---------- Data
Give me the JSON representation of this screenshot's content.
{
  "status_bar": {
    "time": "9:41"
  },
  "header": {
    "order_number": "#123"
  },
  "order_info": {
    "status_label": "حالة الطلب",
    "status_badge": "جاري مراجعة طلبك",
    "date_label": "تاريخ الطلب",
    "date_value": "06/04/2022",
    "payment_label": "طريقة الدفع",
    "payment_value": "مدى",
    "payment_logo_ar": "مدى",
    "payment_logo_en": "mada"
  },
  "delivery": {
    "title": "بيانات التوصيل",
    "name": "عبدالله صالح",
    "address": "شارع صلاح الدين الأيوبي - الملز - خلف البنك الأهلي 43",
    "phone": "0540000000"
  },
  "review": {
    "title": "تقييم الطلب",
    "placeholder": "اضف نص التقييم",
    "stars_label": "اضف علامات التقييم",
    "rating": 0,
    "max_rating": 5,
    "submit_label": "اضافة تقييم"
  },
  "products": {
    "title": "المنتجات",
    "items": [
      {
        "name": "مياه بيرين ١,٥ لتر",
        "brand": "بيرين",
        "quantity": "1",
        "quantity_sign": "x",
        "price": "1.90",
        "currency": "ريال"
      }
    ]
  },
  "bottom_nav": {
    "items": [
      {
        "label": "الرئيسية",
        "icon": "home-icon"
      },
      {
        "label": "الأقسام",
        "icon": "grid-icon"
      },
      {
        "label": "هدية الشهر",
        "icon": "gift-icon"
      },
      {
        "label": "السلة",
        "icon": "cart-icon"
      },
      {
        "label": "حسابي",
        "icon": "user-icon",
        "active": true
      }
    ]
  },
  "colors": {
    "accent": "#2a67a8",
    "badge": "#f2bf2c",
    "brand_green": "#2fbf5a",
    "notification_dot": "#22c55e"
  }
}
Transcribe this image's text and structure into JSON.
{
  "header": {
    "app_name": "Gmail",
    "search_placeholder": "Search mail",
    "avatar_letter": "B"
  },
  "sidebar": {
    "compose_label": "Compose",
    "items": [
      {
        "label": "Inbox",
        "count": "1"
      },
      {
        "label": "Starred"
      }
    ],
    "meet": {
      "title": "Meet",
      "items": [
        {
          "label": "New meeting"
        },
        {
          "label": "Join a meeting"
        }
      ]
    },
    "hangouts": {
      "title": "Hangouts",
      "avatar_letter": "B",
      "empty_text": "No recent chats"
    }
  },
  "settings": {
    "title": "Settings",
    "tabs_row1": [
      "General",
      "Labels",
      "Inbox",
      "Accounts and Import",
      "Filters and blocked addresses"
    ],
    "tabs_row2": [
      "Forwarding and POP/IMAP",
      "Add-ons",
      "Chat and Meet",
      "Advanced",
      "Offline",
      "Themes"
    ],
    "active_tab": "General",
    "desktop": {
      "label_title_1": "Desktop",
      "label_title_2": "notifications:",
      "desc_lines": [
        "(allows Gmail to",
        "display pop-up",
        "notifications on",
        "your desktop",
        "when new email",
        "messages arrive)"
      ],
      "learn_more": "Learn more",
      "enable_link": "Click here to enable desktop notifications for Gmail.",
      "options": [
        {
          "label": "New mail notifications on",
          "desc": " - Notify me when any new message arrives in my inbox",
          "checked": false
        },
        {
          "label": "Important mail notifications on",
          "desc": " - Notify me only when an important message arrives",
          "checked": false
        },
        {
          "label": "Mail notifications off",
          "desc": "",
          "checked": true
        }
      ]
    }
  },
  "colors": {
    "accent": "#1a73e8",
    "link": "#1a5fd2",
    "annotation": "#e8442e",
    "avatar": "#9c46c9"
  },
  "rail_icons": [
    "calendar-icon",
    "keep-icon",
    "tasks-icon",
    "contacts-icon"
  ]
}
--------------------
Short exercise:
Considering only the records above, state the number of lines that include the word "meeting", with nothing added.

Exercise output:
2